▸ **Written request**:
Your task is to extract every line from the material below exactly.

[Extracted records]
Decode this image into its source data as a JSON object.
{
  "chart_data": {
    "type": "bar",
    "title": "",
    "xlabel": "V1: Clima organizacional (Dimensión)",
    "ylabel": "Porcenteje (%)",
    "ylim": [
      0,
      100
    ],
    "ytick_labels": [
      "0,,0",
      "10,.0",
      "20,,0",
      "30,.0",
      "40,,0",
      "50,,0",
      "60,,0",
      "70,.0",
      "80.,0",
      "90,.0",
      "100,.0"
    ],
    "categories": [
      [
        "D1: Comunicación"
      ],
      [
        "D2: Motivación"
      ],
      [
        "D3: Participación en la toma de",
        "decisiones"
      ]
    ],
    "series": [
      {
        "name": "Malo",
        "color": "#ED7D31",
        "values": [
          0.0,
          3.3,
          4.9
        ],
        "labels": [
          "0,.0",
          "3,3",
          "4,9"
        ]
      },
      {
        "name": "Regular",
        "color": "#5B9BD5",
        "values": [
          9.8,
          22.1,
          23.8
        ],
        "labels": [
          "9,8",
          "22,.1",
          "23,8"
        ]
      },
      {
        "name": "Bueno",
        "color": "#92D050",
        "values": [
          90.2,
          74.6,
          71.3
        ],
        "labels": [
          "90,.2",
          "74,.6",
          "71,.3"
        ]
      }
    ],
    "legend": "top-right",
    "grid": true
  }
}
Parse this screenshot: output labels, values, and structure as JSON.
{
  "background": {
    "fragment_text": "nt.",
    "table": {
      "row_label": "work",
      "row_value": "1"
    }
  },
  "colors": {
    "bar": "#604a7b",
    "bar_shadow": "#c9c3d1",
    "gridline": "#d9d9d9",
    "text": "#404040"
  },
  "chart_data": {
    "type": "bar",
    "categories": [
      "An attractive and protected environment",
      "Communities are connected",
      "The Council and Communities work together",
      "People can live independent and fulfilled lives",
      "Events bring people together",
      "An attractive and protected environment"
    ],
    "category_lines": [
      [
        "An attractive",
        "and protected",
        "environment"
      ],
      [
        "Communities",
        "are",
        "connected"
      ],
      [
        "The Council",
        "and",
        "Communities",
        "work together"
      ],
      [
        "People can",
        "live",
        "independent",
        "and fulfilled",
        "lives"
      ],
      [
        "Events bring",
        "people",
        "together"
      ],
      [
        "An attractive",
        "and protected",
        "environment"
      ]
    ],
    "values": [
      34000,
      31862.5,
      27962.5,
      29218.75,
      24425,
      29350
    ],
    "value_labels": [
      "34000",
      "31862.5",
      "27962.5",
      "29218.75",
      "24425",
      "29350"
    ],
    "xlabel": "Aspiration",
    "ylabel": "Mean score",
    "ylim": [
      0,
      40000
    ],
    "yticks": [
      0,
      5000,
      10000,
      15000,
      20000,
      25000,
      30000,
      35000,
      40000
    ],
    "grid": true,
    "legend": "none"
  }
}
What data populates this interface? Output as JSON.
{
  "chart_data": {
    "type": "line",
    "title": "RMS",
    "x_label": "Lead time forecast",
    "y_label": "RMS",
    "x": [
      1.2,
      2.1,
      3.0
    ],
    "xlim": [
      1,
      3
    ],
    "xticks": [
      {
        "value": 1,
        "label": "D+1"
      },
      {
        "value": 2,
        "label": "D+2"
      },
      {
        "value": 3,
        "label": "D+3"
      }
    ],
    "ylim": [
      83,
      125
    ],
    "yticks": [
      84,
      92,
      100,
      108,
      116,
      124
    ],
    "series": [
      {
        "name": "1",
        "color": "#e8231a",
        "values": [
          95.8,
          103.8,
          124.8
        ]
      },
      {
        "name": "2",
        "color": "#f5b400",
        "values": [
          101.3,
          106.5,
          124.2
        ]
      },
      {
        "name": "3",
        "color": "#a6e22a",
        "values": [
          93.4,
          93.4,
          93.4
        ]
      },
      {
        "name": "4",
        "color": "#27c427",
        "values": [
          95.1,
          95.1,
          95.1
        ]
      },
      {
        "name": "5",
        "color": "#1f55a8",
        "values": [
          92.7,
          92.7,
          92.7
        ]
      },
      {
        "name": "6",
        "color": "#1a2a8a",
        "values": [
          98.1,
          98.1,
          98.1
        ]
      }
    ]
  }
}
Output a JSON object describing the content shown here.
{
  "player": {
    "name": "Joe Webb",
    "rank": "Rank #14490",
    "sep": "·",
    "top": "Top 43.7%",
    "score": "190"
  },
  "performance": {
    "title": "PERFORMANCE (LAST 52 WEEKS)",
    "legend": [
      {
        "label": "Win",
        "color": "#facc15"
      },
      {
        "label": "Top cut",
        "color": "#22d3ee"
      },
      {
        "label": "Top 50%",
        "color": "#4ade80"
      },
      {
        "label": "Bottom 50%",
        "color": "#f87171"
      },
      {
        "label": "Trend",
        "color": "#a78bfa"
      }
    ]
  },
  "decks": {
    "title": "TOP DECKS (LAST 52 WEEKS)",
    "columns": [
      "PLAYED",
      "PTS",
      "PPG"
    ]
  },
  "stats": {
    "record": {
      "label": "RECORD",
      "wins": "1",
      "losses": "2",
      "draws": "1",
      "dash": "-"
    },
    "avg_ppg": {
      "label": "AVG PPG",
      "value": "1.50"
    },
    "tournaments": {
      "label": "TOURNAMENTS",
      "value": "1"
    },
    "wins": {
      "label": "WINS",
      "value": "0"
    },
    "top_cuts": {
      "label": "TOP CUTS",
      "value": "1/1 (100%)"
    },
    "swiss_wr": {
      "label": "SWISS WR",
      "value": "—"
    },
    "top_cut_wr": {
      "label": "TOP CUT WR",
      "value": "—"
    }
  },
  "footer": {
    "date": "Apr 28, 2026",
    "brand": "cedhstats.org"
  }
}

▸ **Output for this exercise**:
Decode this image into its source data as a JSON object.
{
  "chart_data": {
    "type": "bar",
    "title": "",
    "xlabel": "V1: Clima organizacional (Dimensión)",
    "ylabel": "Porcenteje (%)",
    "ylim": [
      0,
      100
    ],
    "ytick_labels": [
      "0,,0",
      "10,.0",
      "20,,0",
      "30,.0",
      "40,,0",
      "50,,0",
      "60,,0",
      "70,.0",
      "80.,0",
      "90,.0",
      "100,.0"
    ],
    "categories": [
      [
        "D1: Comunicación"
      ],
      [
        "D2: Motivación"
      ],
      [
        "D3: Participación en la toma de",
        "decisiones"
      ]
    ],
    "series": [
      {
        "name": "Malo",
        "color": "#ED7D31",
        "values": [
          0.0,
          3.3,
          4.9
        ],
        "labels": [
          "0,.0",
          "3,3",
          "4,9"
        ]
      },
      {
        "name": "Regular",
        "color": "#5B9BD5",
        "values": [
          9.8,
          22.1,
          23.8
        ],
        "labels": [
          "9,8",
          "22,.1",
          "23,8"
        ]
      },
      {
        "name": "Bueno",
        "color": "#92D050",
        "values": [
          90.2,
          74.6,
          71.3
        ],
        "labels": [
          "90,.2",
          "74,.6",
          "71,.3"
        ]
      }
    ],
    "legend": "top-right",
    "grid": true
  }
}
Parse this screenshot: output labels, values, and structure as JSON.
{
  "background": {
    "fragment_text": "nt.",
    "table": {
      "row_label": "work",
      "row_value": "1"
    }
  },
  "colors": {
    "bar": "#604a7b",
    "bar_shadow": "#c9c3d1",
    "gridline": "#d9d9d9",
    "text": "#404040"
  },
  "chart_data": {
    "type": "bar",
    "categories": [
      "An attractive and protected environment",
      "Communities are connected",
      "The Council and Communities work together",
      "People can live independent and fulfilled lives",
      "Events bring people together",
      "An attractive and protected environment"
    ],
    "category_lines": [
      [
        "An attractive",
        "and protected",
        "environment"
      ],
      [
        "Communities",
        "are",
        "connected"
      ],
      [
        "The Council",
        "and",
        "Communities",
        "work together"
      ],
      [
        "People can",
        "live",
        "independent",
        "and fulfilled",
        "lives"
      ],
      [
        "Events bring",
        "people",
        "together"
      ],
      [
        "An attractive",
        "and protected",
        "environment"
      ]
    ],
    "values": [
      34000,
      31862.5,
      27962.5,
      29218.75,
      24425,
      29350
    ],
    "value_labels": [
      "34000",
      "31862.5",
      "27962.5",
      "29218.75",
      "24425",
      "29350"
    ],
    "xlabel": "Aspiration",
    "ylabel": "Mean score",
    "ylim": [
      0,
      40000
    ],
    "yticks": [
      0,
      5000,
      10000,
      15000,
      20000,
      25000,
      30000,
      35000,
      40000
    ],
    "grid": true,
    "legend": "none"
  }
}
What data populates this interface? Output as JSON.
{
  "chart_data": {
    "type": "line",
    "title": "RMS",
    "x_label": "Lead time forecast",
    "y_label": "RMS",
    "x": [
      1.2,
      2.1,
      3.0
    ],
    "xlim": [
      1,
      3
    ],
    "xticks": [
      {
        "value": 1,
        "label": "D+1"
      },
      {
        "value": 2,
        "label": "D+2"
      },
      {
        "value": 3,
        "label": "D+3"
      }
    ],
    "ylim": [
      83,
      125
    ],
    "yticks": [
      84,
      92,
      100,
      108,
      116,
      124
    ],
    "series": [
      {
        "name": "1",
        "color": "#e8231a",
        "values": [
          95.8,
          103.8,
          124.8
        ]
      },
      {
        "name": "2",
        "color": "#f5b400",
        "values": [
          101.3,
          106.5,
          124.2
        ]
      },
      {
        "name": "3",
        "color": "#a6e22a",
        "values": [
          93.4,
          93.4,
          93.4
        ]
      },
      {
        "name": "4",
        "color": "#27c427",
        "values": [
          95.1,
          95.1,
          95.1
        ]
      },
      {
        "name": "5",
        "color": "#1f55a8",
        "values": [
          92.7,
          92.7,
          92.7
        ]
      },
      {
        "name": "6",
        "color": "#1a2a8a",
        "values": [
          98.1,
          98.1,
          98.1
        ]
      }
    ]
  }
}
Output a JSON object describing the content shown here.
{
  "player": {
    "name": "Joe Webb",
    "rank": "Rank #14490",
    "sep": "·",
    "top": "Top 43.7%",
    "score": "190"
  },
  "performance": {
    "title": "PERFORMANCE (LAST 52 WEEKS)",
    "legend": [
      {
        "label": "Win",
        "color": "#facc15"
      },
      {
        "label": "Top cut",
        "color": "#22d3ee"
      },
      {
        "label": "Top 50%",
        "color": "#4ade80"
      },
      {
        "label": "Bottom 50%",
        "color": "#f87171"
      },
      {
        "label": "Trend",
        "color": "#a78bfa"
      }
    ]
  },
  "decks": {
    "title": "TOP DECKS (LAST 52 WEEKS)",
    "columns": [
      "PLAYED",
      "PTS",
      "PPG"
    ]
  },
  "stats": {
    "record": {
      "label": "RECORD",
      "wins": "1",
      "losses": "2",
      "draws": "1",
      "dash": "-"
    },
    "avg_ppg": {
      "label": "AVG PPG",
      "value": "1.50"
    },
    "tournaments": {
      "label": "TOURNAMENTS",
      "value": "1"
    },
    "wins": {
      "label": "WINS",
      "value": "0"
    },
    "top_cuts": {
      "label": "TOP CUTS",
      "value": "1/1 (100%)"
    },
    "swiss_wr": {
      "label": "SWISS WR",
      "value": "—"
    },
    "top_cut_wr": {
      "label": "TOP CUT WR",
      "value": "—"
    }
  },
  "footer": {
    "date": "Apr 28, 2026",
    "brand": "cedhstats.org"
  }
}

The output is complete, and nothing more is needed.